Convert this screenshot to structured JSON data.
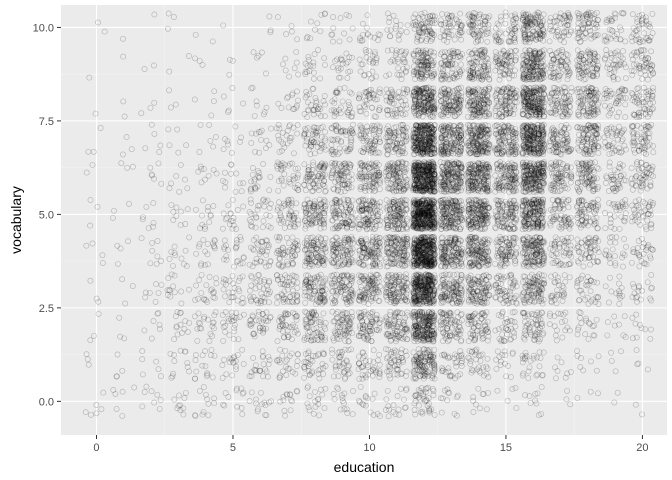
{
  "chart_data": {
    "type": "scatter",
    "title": "",
    "xlabel": "education",
    "ylabel": "vocabulary",
    "xlim": [
      -1.3,
      20.9
    ],
    "ylim": [
      -0.9,
      10.6
    ],
    "x_ticks": [
      0,
      5,
      10,
      15,
      20
    ],
    "x_tick_labels": [
      "0",
      "5",
      "10",
      "15",
      "20"
    ],
    "y_ticks": [
      0,
      2.5,
      5,
      7.5,
      10
    ],
    "y_tick_labels": [
      "0.0",
      "2.5",
      "5.0",
      "7.5",
      "10.0"
    ],
    "grid": true,
    "jitter": {
      "width": 0.4,
      "height": 0.4
    },
    "point_style": {
      "fill": "none",
      "stroke": "#000000",
      "opacity": 0.22
    },
    "colors": {
      "panel": "#ebebeb",
      "grid_major": "#ffffff",
      "grid_minor": "#f5f5f5"
    },
    "grid_counts": [
      {
        "education": 0,
        "counts": [
          6,
          3,
          3,
          3,
          4,
          3,
          2,
          3,
          1,
          1,
          2
        ]
      },
      {
        "education": 1,
        "counts": [
          6,
          4,
          3,
          3,
          4,
          3,
          3,
          3,
          2,
          1,
          1
        ]
      },
      {
        "education": 2,
        "counts": [
          8,
          6,
          7,
          7,
          8,
          7,
          6,
          5,
          3,
          2,
          1
        ]
      },
      {
        "education": 3,
        "counts": [
          10,
          12,
          14,
          13,
          11,
          9,
          7,
          5,
          3,
          2,
          3
        ]
      },
      {
        "education": 4,
        "counts": [
          12,
          16,
          20,
          20,
          17,
          13,
          9,
          6,
          4,
          3,
          2
        ]
      },
      {
        "education": 5,
        "counts": [
          12,
          18,
          25,
          25,
          22,
          17,
          12,
          8,
          5,
          3,
          1
        ]
      },
      {
        "education": 6,
        "counts": [
          14,
          22,
          34,
          36,
          34,
          28,
          20,
          13,
          8,
          5,
          3
        ]
      },
      {
        "education": 7,
        "counts": [
          14,
          25,
          42,
          50,
          52,
          45,
          35,
          23,
          13,
          8,
          5
        ]
      },
      {
        "education": 8,
        "counts": [
          18,
          35,
          65,
          85,
          95,
          88,
          70,
          50,
          30,
          18,
          10
        ]
      },
      {
        "education": 9,
        "counts": [
          15,
          35,
          65,
          85,
          95,
          90,
          75,
          55,
          33,
          20,
          12
        ]
      },
      {
        "education": 10,
        "counts": [
          15,
          38,
          70,
          95,
          110,
          105,
          90,
          65,
          40,
          25,
          15
        ]
      },
      {
        "education": 11,
        "counts": [
          18,
          45,
          80,
          110,
          130,
          125,
          108,
          80,
          50,
          30,
          18
        ]
      },
      {
        "education": 12,
        "counts": [
          40,
          120,
          230,
          330,
          420,
          440,
          400,
          310,
          190,
          110,
          70
        ]
      },
      {
        "education": 13,
        "counts": [
          12,
          35,
          75,
          115,
          150,
          175,
          180,
          160,
          115,
          75,
          50
        ]
      },
      {
        "education": 14,
        "counts": [
          10,
          30,
          65,
          105,
          145,
          170,
          185,
          175,
          135,
          95,
          65
        ]
      },
      {
        "education": 15,
        "counts": [
          5,
          15,
          35,
          60,
          85,
          105,
          120,
          120,
          95,
          70,
          50
        ]
      },
      {
        "education": 16,
        "counts": [
          10,
          25,
          55,
          95,
          145,
          190,
          230,
          250,
          215,
          165,
          120
        ]
      },
      {
        "education": 17,
        "counts": [
          3,
          8,
          18,
          30,
          48,
          62,
          75,
          82,
          75,
          62,
          48
        ]
      },
      {
        "education": 18,
        "counts": [
          3,
          8,
          18,
          32,
          50,
          68,
          85,
          95,
          90,
          78,
          62
        ]
      },
      {
        "education": 19,
        "counts": [
          2,
          4,
          8,
          14,
          22,
          30,
          38,
          42,
          40,
          36,
          30
        ]
      },
      {
        "education": 20,
        "counts": [
          2,
          4,
          10,
          18,
          28,
          40,
          50,
          56,
          54,
          48,
          40
        ]
      }
    ]
  }
}
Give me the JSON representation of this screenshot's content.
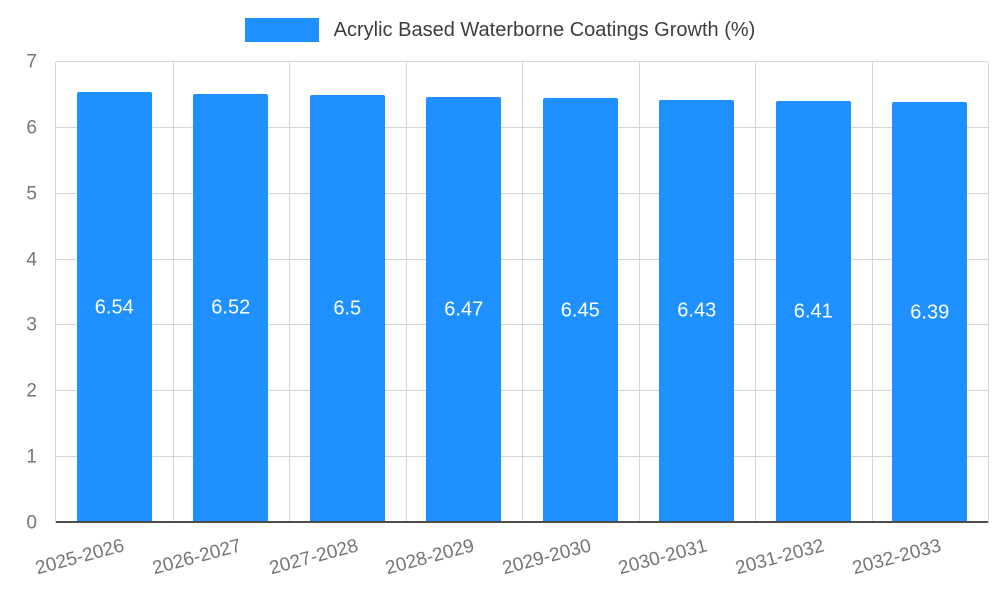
━━━━
▸ **What is expected**:
Find each line in the records holding the string "JSON" and show it.

▸ **Worked solution**:
Convert this screenshot to structured JSON data.
Give me the JSON representation of this screenshot's content.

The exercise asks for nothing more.